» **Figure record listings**
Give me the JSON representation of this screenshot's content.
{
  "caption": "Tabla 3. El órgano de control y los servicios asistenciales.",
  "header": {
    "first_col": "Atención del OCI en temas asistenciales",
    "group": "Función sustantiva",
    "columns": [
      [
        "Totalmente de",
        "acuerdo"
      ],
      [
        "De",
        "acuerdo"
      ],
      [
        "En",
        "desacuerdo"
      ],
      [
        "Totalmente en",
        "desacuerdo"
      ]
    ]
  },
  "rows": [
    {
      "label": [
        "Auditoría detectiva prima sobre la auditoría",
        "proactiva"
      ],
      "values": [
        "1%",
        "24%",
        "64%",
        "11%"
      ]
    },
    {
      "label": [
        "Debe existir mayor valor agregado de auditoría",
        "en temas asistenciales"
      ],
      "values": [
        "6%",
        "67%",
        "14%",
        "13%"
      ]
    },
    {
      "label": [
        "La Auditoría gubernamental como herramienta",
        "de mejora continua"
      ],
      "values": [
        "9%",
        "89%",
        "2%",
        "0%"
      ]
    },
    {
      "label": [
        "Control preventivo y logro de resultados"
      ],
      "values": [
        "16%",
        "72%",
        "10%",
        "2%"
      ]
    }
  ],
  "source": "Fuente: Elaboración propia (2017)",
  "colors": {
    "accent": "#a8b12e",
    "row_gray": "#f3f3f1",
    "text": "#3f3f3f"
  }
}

» **Task to complete**
Copy out each line that contains the word "temas".

» **Task solution**
    "first_col": "Atención del OCI en temas asistenciales",
        "en temas asistenciales"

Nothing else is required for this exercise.